• **Direction**
Print every entry exactly as written.

Recorded data:
((
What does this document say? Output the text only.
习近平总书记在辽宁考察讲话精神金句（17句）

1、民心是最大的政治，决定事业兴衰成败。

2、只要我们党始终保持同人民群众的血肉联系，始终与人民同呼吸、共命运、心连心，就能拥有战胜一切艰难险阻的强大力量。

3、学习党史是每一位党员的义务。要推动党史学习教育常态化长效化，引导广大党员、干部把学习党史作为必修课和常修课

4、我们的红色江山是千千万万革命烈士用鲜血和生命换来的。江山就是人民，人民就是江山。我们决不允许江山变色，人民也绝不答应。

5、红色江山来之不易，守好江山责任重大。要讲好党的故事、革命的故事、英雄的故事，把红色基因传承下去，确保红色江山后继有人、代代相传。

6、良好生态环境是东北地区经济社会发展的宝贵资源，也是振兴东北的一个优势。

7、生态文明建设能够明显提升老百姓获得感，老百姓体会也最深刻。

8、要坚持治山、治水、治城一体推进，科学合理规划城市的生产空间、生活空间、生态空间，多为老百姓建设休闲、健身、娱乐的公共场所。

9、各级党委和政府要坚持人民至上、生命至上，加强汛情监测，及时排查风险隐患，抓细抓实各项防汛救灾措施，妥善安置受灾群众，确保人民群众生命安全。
))
• **Exercise solution**
What does this document say? Output the text only.
习近平总书记在辽宁考察讲话精神金句（17句）

1、民心是最大的政治，决定事业兴衰成败。

2、只要我们党始终保持同人民群众的血肉联系，始终与人民同呼吸、共命运、心连心，就能拥有战胜一切艰难险阻的强大力量。

3、学习党史是每一位党员的义务。要推动党史学习教育常态化长效化，引导广大党员、干部把学习党史作为必修课和常修课

4、我们的红色江山是千千万万革命烈士用鲜血和生命换来的。江山就是人民，人民就是江山。我们决不允许江山变色，人民也绝不答应。

5、红色江山来之不易，守好江山责任重大。要讲好党的故事、革命的故事、英雄的故事，把红色基因传承下去，确保红色江山后继有人、代代相传。

6、良好生态环境是东北地区经济社会发展的宝贵资源，也是振兴东北的一个优势。

7、生态文明建设能够明显提升老百姓获得感，老百姓体会也最深刻。

8、要坚持治山、治水、治城一体推进，科学合理规划城市的生产空间、生活空间、生态空间，多为老百姓建设休闲、健身、娱乐的公共场所。

9、各级党委和政府要坚持人民至上、生命至上，加强汛情监测，及时排查风险隐患，抓细抓实各项防汛救灾措施，妥善安置受灾群众，确保人民群众生命安全。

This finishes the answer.